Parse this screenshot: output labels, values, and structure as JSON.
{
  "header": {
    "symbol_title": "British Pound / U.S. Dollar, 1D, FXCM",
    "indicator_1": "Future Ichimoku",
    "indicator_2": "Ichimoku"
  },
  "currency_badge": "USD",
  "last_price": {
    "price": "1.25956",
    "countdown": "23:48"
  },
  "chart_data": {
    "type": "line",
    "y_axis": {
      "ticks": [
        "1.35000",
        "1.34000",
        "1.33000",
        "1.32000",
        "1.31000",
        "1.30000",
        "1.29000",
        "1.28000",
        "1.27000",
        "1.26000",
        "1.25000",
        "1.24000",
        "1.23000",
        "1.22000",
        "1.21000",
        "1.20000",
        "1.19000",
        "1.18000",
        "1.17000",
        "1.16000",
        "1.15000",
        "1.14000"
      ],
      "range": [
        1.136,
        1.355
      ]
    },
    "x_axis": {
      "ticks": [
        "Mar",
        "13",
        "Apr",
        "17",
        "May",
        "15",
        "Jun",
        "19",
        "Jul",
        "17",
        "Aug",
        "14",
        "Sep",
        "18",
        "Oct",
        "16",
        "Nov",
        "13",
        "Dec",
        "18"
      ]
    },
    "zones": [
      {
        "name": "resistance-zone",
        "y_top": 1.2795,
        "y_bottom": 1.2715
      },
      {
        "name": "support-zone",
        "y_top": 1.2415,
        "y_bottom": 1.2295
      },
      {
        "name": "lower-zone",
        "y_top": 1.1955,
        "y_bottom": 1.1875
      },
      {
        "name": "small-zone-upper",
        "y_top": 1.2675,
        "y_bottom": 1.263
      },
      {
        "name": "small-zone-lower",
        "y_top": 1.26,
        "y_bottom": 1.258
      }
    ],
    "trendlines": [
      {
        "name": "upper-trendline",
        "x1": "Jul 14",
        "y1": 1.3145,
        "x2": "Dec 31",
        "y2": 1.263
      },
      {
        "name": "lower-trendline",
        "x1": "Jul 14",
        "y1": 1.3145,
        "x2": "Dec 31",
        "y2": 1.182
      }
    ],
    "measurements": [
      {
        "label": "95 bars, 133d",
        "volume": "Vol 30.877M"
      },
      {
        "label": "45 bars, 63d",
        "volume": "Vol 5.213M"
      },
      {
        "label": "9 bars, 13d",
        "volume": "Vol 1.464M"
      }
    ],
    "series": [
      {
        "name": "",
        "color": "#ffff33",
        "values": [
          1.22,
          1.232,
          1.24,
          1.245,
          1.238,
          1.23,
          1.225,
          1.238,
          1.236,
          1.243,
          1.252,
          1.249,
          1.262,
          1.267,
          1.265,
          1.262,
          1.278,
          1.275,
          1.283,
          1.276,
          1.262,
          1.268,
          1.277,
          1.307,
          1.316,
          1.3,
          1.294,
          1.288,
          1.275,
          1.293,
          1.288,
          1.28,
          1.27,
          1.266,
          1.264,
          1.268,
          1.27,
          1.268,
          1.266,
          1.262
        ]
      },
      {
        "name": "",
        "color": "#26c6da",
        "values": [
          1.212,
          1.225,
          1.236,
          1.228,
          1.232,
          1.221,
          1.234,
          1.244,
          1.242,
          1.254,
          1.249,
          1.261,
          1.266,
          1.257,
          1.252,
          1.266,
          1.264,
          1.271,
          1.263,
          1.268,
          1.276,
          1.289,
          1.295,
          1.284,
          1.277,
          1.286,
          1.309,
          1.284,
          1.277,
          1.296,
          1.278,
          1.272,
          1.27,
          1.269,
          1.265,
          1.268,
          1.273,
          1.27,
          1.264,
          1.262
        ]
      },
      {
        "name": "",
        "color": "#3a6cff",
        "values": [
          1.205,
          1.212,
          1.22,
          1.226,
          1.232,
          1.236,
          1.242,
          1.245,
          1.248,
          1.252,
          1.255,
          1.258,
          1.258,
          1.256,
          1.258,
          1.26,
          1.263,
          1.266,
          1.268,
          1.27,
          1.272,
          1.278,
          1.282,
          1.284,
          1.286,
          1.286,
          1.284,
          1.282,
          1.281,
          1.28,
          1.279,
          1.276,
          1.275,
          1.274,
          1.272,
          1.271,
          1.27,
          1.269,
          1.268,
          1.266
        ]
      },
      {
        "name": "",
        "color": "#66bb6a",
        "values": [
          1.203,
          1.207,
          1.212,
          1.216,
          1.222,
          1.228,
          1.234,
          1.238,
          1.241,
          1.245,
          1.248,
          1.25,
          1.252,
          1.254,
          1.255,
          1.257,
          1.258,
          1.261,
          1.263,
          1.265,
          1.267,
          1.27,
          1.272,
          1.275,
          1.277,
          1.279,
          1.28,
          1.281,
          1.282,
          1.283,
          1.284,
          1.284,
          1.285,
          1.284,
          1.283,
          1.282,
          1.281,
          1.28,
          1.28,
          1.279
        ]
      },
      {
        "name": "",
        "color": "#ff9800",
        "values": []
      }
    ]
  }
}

******

[EXERCISE BRIEF]: Write out all the records above again, exactly as they stand.

[FINAL ANSWER]:
Parse this screenshot: output labels, values, and structure as JSON.
{
  "header": {
    "symbol_title": "British Pound / U.S. Dollar, 1D, FXCM",
    "indicator_1": "Future Ichimoku",
    "indicator_2": "Ichimoku"
  },
  "currency_badge": "USD",
  "last_price": {
    "price": "1.25956",
    "countdown": "23:48"
  },
  "chart_data": {
    "type": "line",
    "y_axis": {
      "ticks": [
        "1.35000",
        "1.34000",
        "1.33000",
        "1.32000",
        "1.31000",
        "1.30000",
        "1.29000",
        "1.28000",
        "1.27000",
        "1.26000",
        "1.25000",
        "1.24000",
        "1.23000",
        "1.22000",
        "1.21000",
        "1.20000",
        "1.19000",
        "1.18000",
        "1.17000",
        "1.16000",
        "1.15000",
        "1.14000"
      ],
      "range": [
        1.136,
        1.355
      ]
    },
    "x_axis": {
      "ticks": [
        "Mar",
        "13",
        "Apr",
        "17",
        "May",
        "15",
        "Jun",
        "19",
        "Jul",
        "17",
        "Aug",
        "14",
        "Sep",
        "18",
        "Oct",
        "16",
        "Nov",
        "13",
        "Dec",
        "18"
      ]
    },
    "zones": [
      {
        "name": "resistance-zone",
        "y_top": 1.2795,
        "y_bottom": 1.2715
      },
      {
        "name": "support-zone",
        "y_top": 1.2415,
        "y_bottom": 1.2295
      },
      {
        "name": "lower-zone",
        "y_top": 1.1955,
        "y_bottom": 1.1875
      },
      {
        "name": "small-zone-upper",
        "y_top": 1.2675,
        "y_bottom": 1.263
      },
      {
        "name": "small-zone-lower",
        "y_top": 1.26,
        "y_bottom": 1.258
      }
    ],
    "trendlines": [
      {
        "name": "upper-trendline",
        "x1": "Jul 14",
        "y1": 1.3145,
        "x2": "Dec 31",
        "y2": 1.263
      },
      {
        "name": "lower-trendline",
        "x1": "Jul 14",
        "y1": 1.3145,
        "x2": "Dec 31",
        "y2": 1.182
      }
    ],
    "measurements": [
      {
        "label": "95 bars, 133d",
        "volume": "Vol 30.877M"
      },
      {
        "label": "45 bars, 63d",
        "volume": "Vol 5.213M"
      },
      {
        "label": "9 bars, 13d",
        "volume": "Vol 1.464M"
      }
    ],
    "series": [
      {
        "name": "",
        "color": "#ffff33",
        "values": [
          1.22,
          1.232,
          1.24,
          1.245,
          1.238,
          1.23,
          1.225,
          1.238,
          1.236,
          1.243,
          1.252,
          1.249,
          1.262,
          1.267,
          1.265,
          1.262,
          1.278,
          1.275,
          1.283,
          1.276,
          1.262,
          1.268,
          1.277,
          1.307,
          1.316,
          1.3,
          1.294,
          1.288,
          1.275,
          1.293,
          1.288,
          1.28,
          1.27,
          1.266,
          1.264,
          1.268,
          1.27,
          1.268,
          1.266,
          1.262
        ]
      },
      {
        "name": "",
        "color": "#26c6da",
        "values": [
          1.212,
          1.225,
          1.236,
          1.228,
          1.232,
          1.221,
          1.234,
          1.244,
          1.242,
          1.254,
          1.249,
          1.261,
          1.266,
          1.257,
          1.252,
          1.266,
          1.264,
          1.271,
          1.263,
          1.268,
          1.276,
          1.289,
          1.295,
          1.284,
          1.277,
          1.286,
          1.309,
          1.284,
          1.277,
          1.296,
          1.278,
          1.272,
          1.27,
          1.269,
          1.265,
          1.268,
          1.273,
          1.27,
          1.264,
          1.262
        ]
      },
      {
        "name": "",
        "color": "#3a6cff",
        "values": [
          1.205,
          1.212,
          1.22,
          1.226,
          1.232,
          1.236,
          1.242,
          1.245,
          1.248,
          1.252,
          1.255,
          1.258,
          1.258,
          1.256,
          1.258,
          1.26,
          1.263,
          1.266,
          1.268,
          1.27,
          1.272,
          1.278,
          1.282,
          1.284,
          1.286,
          1.286,
          1.284,
          1.282,
          1.281,
          1.28,
          1.279,
          1.276,
          1.275,
          1.274,
          1.272,
          1.271,
          1.27,
          1.269,
          1.268,
          1.266
        ]
      },
      {
        "name": "",
        "color": "#66bb6a",
        "values": [
          1.203,
          1.207,
          1.212,
          1.216,
          1.222,
          1.228,
          1.234,
          1.238,
          1.241,
          1.245,
          1.248,
          1.25,
          1.252,
          1.254,
          1.255,
          1.257,
          1.258,
          1.261,
          1.263,
          1.265,
          1.267,
          1.27,
          1.272,
          1.275,
          1.277,
          1.279,
          1.28,
          1.281,
          1.282,
          1.283,
          1.284,
          1.284,
          1.285,
          1.284,
          1.283,
          1.282,
          1.281,
          1.28,
          1.28,
          1.279
        ]
      },
      {
        "name": "",
        "color": "#ff9800",
        "values": []
      }
    ]
  }
}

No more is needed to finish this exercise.